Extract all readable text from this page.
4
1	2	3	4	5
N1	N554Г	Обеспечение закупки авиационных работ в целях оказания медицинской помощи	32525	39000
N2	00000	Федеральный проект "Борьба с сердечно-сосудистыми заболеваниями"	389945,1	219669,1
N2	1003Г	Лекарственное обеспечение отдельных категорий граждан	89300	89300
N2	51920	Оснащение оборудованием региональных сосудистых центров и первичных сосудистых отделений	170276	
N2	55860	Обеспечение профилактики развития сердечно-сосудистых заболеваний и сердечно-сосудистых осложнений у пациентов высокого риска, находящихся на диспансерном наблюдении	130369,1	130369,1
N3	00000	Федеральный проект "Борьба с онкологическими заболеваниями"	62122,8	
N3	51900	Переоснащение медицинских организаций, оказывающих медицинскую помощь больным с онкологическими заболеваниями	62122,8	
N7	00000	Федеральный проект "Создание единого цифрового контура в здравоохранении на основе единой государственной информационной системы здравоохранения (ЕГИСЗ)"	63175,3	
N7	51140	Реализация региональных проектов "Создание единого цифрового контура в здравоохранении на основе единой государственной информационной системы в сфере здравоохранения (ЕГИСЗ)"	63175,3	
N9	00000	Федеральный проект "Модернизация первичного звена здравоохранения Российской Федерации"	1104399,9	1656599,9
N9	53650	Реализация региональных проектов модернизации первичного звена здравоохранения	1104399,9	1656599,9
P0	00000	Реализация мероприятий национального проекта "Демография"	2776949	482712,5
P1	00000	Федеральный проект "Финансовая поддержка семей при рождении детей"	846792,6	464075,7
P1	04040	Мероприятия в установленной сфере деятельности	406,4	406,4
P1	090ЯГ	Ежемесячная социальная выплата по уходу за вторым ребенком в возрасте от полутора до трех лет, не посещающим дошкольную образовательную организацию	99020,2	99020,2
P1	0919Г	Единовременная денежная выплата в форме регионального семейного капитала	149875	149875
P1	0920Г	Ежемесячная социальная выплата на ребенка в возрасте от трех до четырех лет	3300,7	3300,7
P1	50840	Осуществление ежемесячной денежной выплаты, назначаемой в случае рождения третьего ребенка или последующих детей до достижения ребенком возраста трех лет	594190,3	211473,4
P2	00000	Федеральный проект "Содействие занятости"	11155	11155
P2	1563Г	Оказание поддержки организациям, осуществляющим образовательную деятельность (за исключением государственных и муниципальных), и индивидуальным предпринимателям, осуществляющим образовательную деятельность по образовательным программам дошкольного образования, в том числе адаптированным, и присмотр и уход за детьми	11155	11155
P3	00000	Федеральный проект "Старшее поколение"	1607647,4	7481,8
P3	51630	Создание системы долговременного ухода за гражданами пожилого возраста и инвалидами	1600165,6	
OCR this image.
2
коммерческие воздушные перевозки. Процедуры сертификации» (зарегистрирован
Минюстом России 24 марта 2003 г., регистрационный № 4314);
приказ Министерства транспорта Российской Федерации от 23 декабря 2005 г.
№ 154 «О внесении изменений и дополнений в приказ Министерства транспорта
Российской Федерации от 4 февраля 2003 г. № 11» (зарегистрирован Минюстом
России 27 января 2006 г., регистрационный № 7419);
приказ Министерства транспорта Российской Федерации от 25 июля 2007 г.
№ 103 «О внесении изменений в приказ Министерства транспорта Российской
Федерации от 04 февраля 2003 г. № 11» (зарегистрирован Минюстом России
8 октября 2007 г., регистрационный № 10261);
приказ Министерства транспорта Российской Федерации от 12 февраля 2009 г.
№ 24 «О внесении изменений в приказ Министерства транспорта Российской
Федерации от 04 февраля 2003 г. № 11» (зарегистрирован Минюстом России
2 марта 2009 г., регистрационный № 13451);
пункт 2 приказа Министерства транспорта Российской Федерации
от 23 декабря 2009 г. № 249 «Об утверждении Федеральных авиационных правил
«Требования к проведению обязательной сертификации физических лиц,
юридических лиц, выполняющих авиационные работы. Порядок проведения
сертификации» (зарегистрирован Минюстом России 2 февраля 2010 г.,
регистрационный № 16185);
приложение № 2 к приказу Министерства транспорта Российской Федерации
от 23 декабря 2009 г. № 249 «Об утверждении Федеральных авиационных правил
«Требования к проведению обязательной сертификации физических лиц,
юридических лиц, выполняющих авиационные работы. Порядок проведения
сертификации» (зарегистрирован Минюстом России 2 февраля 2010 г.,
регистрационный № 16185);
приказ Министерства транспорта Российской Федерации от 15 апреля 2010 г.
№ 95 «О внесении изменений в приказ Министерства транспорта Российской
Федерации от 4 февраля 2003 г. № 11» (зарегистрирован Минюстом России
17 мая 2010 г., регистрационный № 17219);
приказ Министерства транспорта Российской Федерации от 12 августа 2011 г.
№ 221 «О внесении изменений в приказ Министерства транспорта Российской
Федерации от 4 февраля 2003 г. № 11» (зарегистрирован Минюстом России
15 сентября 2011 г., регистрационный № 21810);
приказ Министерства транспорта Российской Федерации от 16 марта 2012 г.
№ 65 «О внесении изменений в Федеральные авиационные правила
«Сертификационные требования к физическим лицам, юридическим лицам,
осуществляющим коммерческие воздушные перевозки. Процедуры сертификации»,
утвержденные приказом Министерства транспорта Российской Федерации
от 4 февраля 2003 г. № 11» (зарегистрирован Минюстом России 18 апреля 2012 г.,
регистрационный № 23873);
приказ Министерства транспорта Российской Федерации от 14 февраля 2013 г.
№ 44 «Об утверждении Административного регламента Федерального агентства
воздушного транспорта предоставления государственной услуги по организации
##############################
**WORK TO DO**
Pick out and copy every line that contains the word "апреля".

**CORRECT RESULT**
приказ Министерства транспорта Российской Федерации от 15 апреля 2010 г.
от 4 февраля 2003 г. № 11» (зарегистрирован Минюстом России 18 апреля 2012 г.,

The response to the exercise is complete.